** begin Information provided **

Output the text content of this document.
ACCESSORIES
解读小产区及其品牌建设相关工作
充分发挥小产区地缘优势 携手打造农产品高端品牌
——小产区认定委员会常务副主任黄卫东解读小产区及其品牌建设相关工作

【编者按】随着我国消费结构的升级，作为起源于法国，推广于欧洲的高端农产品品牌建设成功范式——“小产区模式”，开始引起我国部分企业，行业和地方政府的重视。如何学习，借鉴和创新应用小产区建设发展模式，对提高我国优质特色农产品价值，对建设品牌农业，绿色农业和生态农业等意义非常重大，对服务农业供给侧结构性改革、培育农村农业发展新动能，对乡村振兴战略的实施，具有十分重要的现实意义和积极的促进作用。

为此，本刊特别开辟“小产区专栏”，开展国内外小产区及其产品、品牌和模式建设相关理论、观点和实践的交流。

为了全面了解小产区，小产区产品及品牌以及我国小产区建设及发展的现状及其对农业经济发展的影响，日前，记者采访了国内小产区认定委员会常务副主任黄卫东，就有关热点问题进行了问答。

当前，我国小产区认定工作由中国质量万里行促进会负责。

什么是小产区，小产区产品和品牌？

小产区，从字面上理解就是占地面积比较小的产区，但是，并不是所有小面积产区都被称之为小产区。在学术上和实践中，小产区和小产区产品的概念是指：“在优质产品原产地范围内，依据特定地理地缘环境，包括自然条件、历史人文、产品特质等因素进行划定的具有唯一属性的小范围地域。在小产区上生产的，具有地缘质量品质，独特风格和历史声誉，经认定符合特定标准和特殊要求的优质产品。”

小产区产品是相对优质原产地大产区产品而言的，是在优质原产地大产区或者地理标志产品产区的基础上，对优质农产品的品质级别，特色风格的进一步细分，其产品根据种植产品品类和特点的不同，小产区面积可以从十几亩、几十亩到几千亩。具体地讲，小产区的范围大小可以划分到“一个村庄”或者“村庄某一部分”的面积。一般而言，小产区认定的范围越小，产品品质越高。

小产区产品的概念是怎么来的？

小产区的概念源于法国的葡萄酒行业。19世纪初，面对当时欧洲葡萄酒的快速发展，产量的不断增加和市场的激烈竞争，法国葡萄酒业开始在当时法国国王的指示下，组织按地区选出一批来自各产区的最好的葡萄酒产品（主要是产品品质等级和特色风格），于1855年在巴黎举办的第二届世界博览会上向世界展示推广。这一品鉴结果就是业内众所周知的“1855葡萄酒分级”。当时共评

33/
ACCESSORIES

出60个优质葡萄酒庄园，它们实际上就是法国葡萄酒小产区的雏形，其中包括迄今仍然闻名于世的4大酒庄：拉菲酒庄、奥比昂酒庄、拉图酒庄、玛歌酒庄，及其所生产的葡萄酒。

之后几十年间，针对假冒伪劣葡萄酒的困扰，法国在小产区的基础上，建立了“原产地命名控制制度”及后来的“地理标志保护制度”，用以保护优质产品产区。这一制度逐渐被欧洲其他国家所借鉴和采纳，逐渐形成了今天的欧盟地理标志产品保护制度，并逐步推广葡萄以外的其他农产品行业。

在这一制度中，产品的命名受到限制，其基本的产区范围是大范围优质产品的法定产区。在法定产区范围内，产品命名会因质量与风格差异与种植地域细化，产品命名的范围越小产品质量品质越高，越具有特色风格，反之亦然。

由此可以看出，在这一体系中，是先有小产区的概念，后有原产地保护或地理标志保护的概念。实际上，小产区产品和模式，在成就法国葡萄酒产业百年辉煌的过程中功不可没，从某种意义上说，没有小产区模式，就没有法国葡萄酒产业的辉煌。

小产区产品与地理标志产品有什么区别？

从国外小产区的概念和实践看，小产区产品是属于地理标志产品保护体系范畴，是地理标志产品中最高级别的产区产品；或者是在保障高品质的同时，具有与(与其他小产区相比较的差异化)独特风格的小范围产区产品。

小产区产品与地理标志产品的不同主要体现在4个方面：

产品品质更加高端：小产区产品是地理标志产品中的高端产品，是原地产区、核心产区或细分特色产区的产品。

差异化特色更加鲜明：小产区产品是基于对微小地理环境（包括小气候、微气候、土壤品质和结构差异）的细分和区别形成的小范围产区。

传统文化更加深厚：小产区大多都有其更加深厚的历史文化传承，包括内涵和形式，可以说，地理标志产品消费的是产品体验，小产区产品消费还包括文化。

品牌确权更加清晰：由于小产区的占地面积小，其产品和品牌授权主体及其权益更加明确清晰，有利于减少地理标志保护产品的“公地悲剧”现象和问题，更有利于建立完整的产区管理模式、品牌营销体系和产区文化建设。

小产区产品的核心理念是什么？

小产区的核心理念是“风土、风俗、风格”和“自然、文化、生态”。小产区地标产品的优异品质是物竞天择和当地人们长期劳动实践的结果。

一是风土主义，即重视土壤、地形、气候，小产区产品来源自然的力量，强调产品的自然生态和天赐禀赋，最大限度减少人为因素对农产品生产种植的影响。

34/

** end Information provided **

→ Exercise prompt
The records above should be repeated in full, exactly as given.

→ Answer to the problem
Output the text content of this document.
ACCESSORIES
解读小产区及其品牌建设相关工作
充分发挥小产区地缘优势 携手打造农产品高端品牌
——小产区认定委员会常务副主任黄卫东解读小产区及其品牌建设相关工作

【编者按】随着我国消费结构的升级，作为起源于法国，推广于欧洲的高端农产品品牌建设成功范式——“小产区模式”，开始引起我国部分企业，行业和地方政府的重视。如何学习，借鉴和创新应用小产区建设发展模式，对提高我国优质特色农产品价值，对建设品牌农业，绿色农业和生态农业等意义非常重大，对服务农业供给侧结构性改革、培育农村农业发展新动能，对乡村振兴战略的实施，具有十分重要的现实意义和积极的促进作用。

为此，本刊特别开辟“小产区专栏”，开展国内外小产区及其产品、品牌和模式建设相关理论、观点和实践的交流。

为了全面了解小产区，小产区产品及品牌以及我国小产区建设及发展的现状及其对农业经济发展的影响，日前，记者采访了国内小产区认定委员会常务副主任黄卫东，就有关热点问题进行了问答。

当前，我国小产区认定工作由中国质量万里行促进会负责。

什么是小产区，小产区产品和品牌？

小产区，从字面上理解就是占地面积比较小的产区，但是，并不是所有小面积产区都被称之为小产区。在学术上和实践中，小产区和小产区产品的概念是指：“在优质产品原产地范围内，依据特定地理地缘环境，包括自然条件、历史人文、产品特质等因素进行划定的具有唯一属性的小范围地域。在小产区上生产的，具有地缘质量品质，独特风格和历史声誉，经认定符合特定标准和特殊要求的优质产品。”

小产区产品是相对优质原产地大产区产品而言的，是在优质原产地大产区或者地理标志产品产区的基础上，对优质农产品的品质级别，特色风格的进一步细分，其产品根据种植产品品类和特点的不同，小产区面积可以从十几亩、几十亩到几千亩。具体地讲，小产区的范围大小可以划分到“一个村庄”或者“村庄某一部分”的面积。一般而言，小产区认定的范围越小，产品品质越高。

小产区产品的概念是怎么来的？

小产区的概念源于法国的葡萄酒行业。19世纪初，面对当时欧洲葡萄酒的快速发展，产量的不断增加和市场的激烈竞争，法国葡萄酒业开始在当时法国国王的指示下，组织按地区选出一批来自各产区的最好的葡萄酒产品（主要是产品品质等级和特色风格），于1855年在巴黎举办的第二届世界博览会上向世界展示推广。这一品鉴结果就是业内众所周知的“1855葡萄酒分级”。当时共评

33/
ACCESSORIES

出60个优质葡萄酒庄园，它们实际上就是法国葡萄酒小产区的雏形，其中包括迄今仍然闻名于世的4大酒庄：拉菲酒庄、奥比昂酒庄、拉图酒庄、玛歌酒庄，及其所生产的葡萄酒。

之后几十年间，针对假冒伪劣葡萄酒的困扰，法国在小产区的基础上，建立了“原产地命名控制制度”及后来的“地理标志保护制度”，用以保护优质产品产区。这一制度逐渐被欧洲其他国家所借鉴和采纳，逐渐形成了今天的欧盟地理标志产品保护制度，并逐步推广葡萄以外的其他农产品行业。

在这一制度中，产品的命名受到限制，其基本的产区范围是大范围优质产品的法定产区。在法定产区范围内，产品命名会因质量与风格差异与种植地域细化，产品命名的范围越小产品质量品质越高，越具有特色风格，反之亦然。

由此可以看出，在这一体系中，是先有小产区的概念，后有原产地保护或地理标志保护的概念。实际上，小产区产品和模式，在成就法国葡萄酒产业百年辉煌的过程中功不可没，从某种意义上说，没有小产区模式，就没有法国葡萄酒产业的辉煌。

小产区产品与地理标志产品有什么区别？

从国外小产区的概念和实践看，小产区产品是属于地理标志产品保护体系范畴，是地理标志产品中最高级别的产区产品；或者是在保障高品质的同时，具有与(与其他小产区相比较的差异化)独特风格的小范围产区产品。

小产区产品与地理标志产品的不同主要体现在4个方面：

产品品质更加高端：小产区产品是地理标志产品中的高端产品，是原地产区、核心产区或细分特色产区的产品。

差异化特色更加鲜明：小产区产品是基于对微小地理环境（包括小气候、微气候、土壤品质和结构差异）的细分和区别形成的小范围产区。

传统文化更加深厚：小产区大多都有其更加深厚的历史文化传承，包括内涵和形式，可以说，地理标志产品消费的是产品体验，小产区产品消费还包括文化。

品牌确权更加清晰：由于小产区的占地面积小，其产品和品牌授权主体及其权益更加明确清晰，有利于减少地理标志保护产品的“公地悲剧”现象和问题，更有利于建立完整的产区管理模式、品牌营销体系和产区文化建设。

小产区产品的核心理念是什么？

小产区的核心理念是“风土、风俗、风格”和“自然、文化、生态”。小产区地标产品的优异品质是物竞天择和当地人们长期劳动实践的结果。

一是风土主义，即重视土壤、地形、气候，小产区产品来源自然的力量，强调产品的自然生态和天赐禀赋，最大限度减少人为因素对农产品生产种植的影响。

34/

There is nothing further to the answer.